* [Given records]

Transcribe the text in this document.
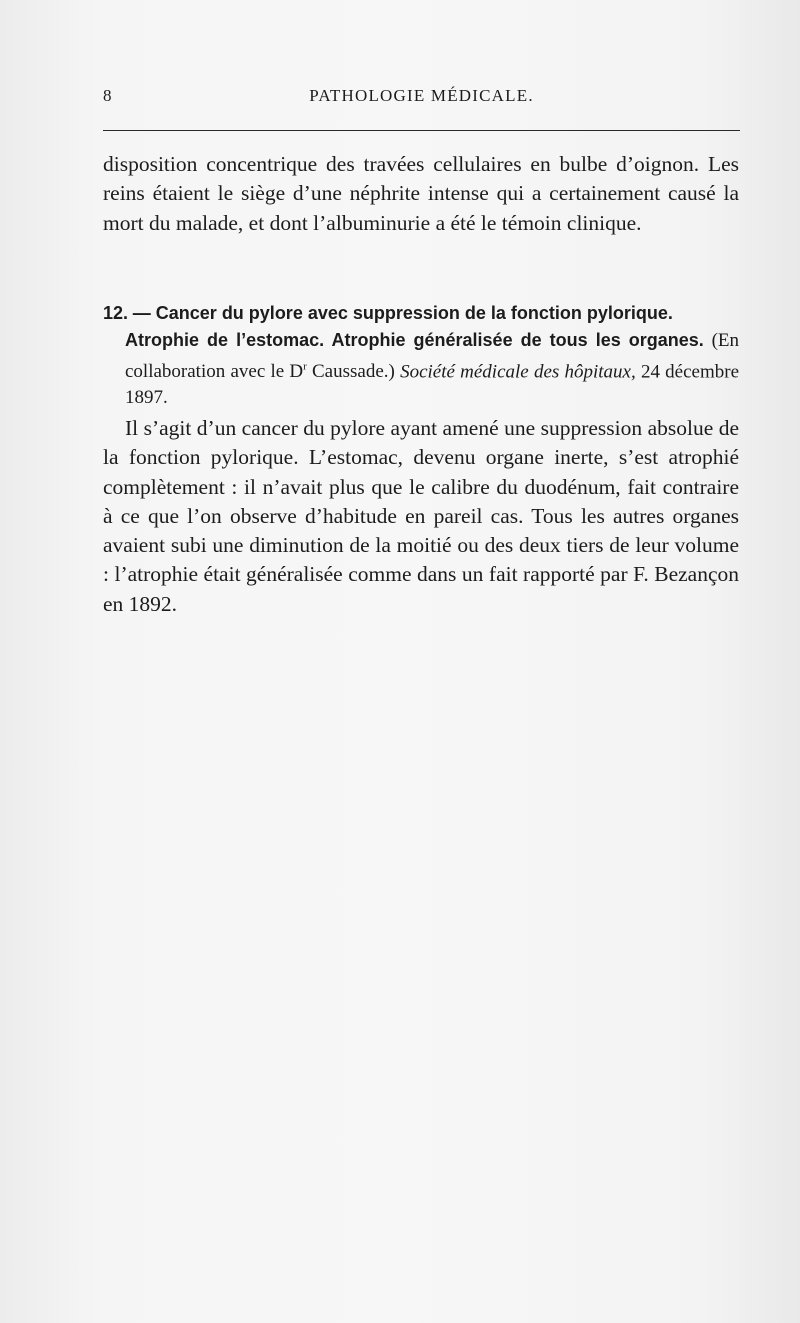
8	PATHOLOGIE MÉDICALE.

disposition concentrique des travées cellulaires en bulbe d’oignon. Les reins étaient le siège d’une néphrite intense qui a certainement causé la mort du malade, et dont l’albuminurie a été le témoin clinique.

12. — Cancer du pylore avec suppression de la fonction pylorique.
Atrophie de l’estomac. Atrophie généralisée de tous les organes. (En collaboration avec le $D^r$ Caussade.) Société médicale des hôpitaux, 24 décembre 1897.

Il s’agit d’un cancer du pylore ayant amené une suppression absolue de la fonction pylorique. L’estomac, devenu organe inerte, s’est atrophié complètement : il n’avait plus que le calibre du duodénum, fait contraire à ce que l’on observe d’habitude en pareil cas. Tous les autres organes avaient subi une diminution de la moitié ou des deux tiers de leur volume : l’atrophie était généralisée comme dans un fait rapporté par F. Bezançon en 1892.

* [Exercise goal] Print all entries exactly. The images do not belong in the copy.

* [Output]
Transcribe the text in this document.
8	PATHOLOGIE MÉDICALE.

disposition concentrique des travées cellulaires en bulbe d’oignon. Les reins étaient le siège d’une néphrite intense qui a certainement causé la mort du malade, et dont l’albuminurie a été le témoin clinique.

12. — Cancer du pylore avec suppression de la fonction pylorique.
Atrophie de l’estomac. Atrophie généralisée de tous les organes. (En collaboration avec le $D^r$ Caussade.) Société médicale des hôpitaux, 24 décembre 1897.

Il s’agit d’un cancer du pylore ayant amené une suppression absolue de la fonction pylorique. L’estomac, devenu organe inerte, s’est atrophié complètement : il n’avait plus que le calibre du duodénum, fait contraire à ce que l’on observe d’habitude en pareil cas. Tous les autres organes avaient subi une diminution de la moitié ou des deux tiers de leur volume : l’atrophie était généralisée comme dans un fait rapporté par F. Bezançon en 1892.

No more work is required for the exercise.